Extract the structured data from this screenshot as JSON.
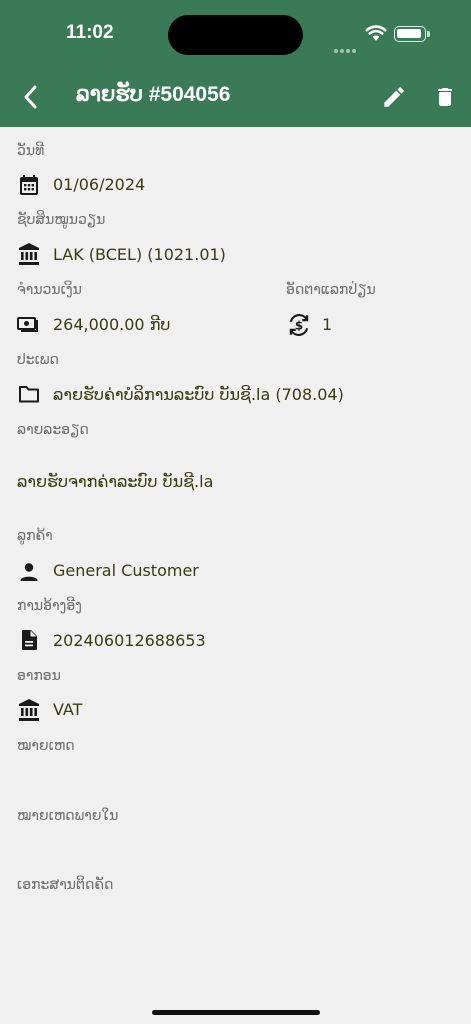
{
  "status_bar": {
    "time": "11:02"
  },
  "header": {
    "title": "ລາຍຮັບ #504056"
  },
  "fields": {
    "date": {
      "label": "ວັນທີ",
      "value": "01/06/2024"
    },
    "account": {
      "label": "ຊັບສິນໝູນວຽນ",
      "value": "LAK (BCEL) (1021.01)"
    },
    "amount": {
      "label": "ຈຳນວນເງິນ",
      "value": "264,000.00 ກີບ"
    },
    "rate": {
      "label": "ອັດຕາແລກປ່ຽນ",
      "value": "1"
    },
    "type": {
      "label": "ປະເພດ",
      "value": "ລາຍຮັບຄ່າບໍລິການລະບົບ ບັນຊີ.la (708.04)"
    },
    "description": {
      "label": "ລາຍລະອຽດ",
      "value": "ລາຍຮັບຈາກຄ່າລະບົບ ບັນຊີ.la"
    },
    "customer": {
      "label": "ລູກຄ້າ",
      "value": "General Customer"
    },
    "reference": {
      "label": "ການອ້າງອີງ",
      "value": "202406012688653"
    },
    "tax": {
      "label": "ອາກອນ",
      "value": "VAT"
    },
    "note": {
      "label": "ໝາຍເຫດ"
    },
    "internal_note": {
      "label": "ໝາຍເຫດພາຍໃນ"
    },
    "attachments": {
      "label": "ເອກະສານຕິດຄັດ"
    }
  },
  "icons": {
    "back": "chevron-left-icon",
    "edit": "pencil-icon",
    "delete": "trash-icon",
    "date": "calendar-icon",
    "account": "bank-icon",
    "amount": "cash-icon",
    "rate": "currency-exchange-icon",
    "type": "folder-icon",
    "customer": "person-icon",
    "reference": "document-icon",
    "tax": "bank-icon"
  },
  "colors": {
    "header_bg": "#3a7a56",
    "page_bg": "#f0f0f0",
    "value_text": "#3d3b10",
    "label_text": "#6e6e6e"
  }
}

● **Work required**: Every record must be copied exactly, with the pictures left out.

● **Reply**:
Extract the structured data from this screenshot as JSON.
{
  "status_bar": {
    "time": "11:02"
  },
  "header": {
    "title": "ລາຍຮັບ #504056"
  },
  "fields": {
    "date": {
      "label": "ວັນທີ",
      "value": "01/06/2024"
    },
    "account": {
      "label": "ຊັບສິນໝູນວຽນ",
      "value": "LAK (BCEL) (1021.01)"
    },
    "amount": {
      "label": "ຈຳນວນເງິນ",
      "value": "264,000.00 ກີບ"
    },
    "rate": {
      "label": "ອັດຕາແລກປ່ຽນ",
      "value": "1"
    },
    "type": {
      "label": "ປະເພດ",
      "value": "ລາຍຮັບຄ່າບໍລິການລະບົບ ບັນຊີ.la (708.04)"
    },
    "description": {
      "label": "ລາຍລະອຽດ",
      "value": "ລາຍຮັບຈາກຄ່າລະບົບ ບັນຊີ.la"
    },
    "customer": {
      "label": "ລູກຄ້າ",
      "value": "General Customer"
    },
    "reference": {
      "label": "ການອ້າງອີງ",
      "value": "202406012688653"
    },
    "tax": {
      "label": "ອາກອນ",
      "value": "VAT"
    },
    "note": {
      "label": "ໝາຍເຫດ"
    },
    "internal_note": {
      "label": "ໝາຍເຫດພາຍໃນ"
    },
    "attachments": {
      "label": "ເອກະສານຕິດຄັດ"
    }
  },
  "icons": {
    "back": "chevron-left-icon",
    "edit": "pencil-icon",
    "delete": "trash-icon",
    "date": "calendar-icon",
    "account": "bank-icon",
    "amount": "cash-icon",
    "rate": "currency-exchange-icon",
    "type": "folder-icon",
    "customer": "person-icon",
    "reference": "document-icon",
    "tax": "bank-icon"
  },
  "colors": {
    "header_bg": "#3a7a56",
    "page_bg": "#f0f0f0",
    "value_text": "#3d3b10",
    "label_text": "#6e6e6e"
  }
}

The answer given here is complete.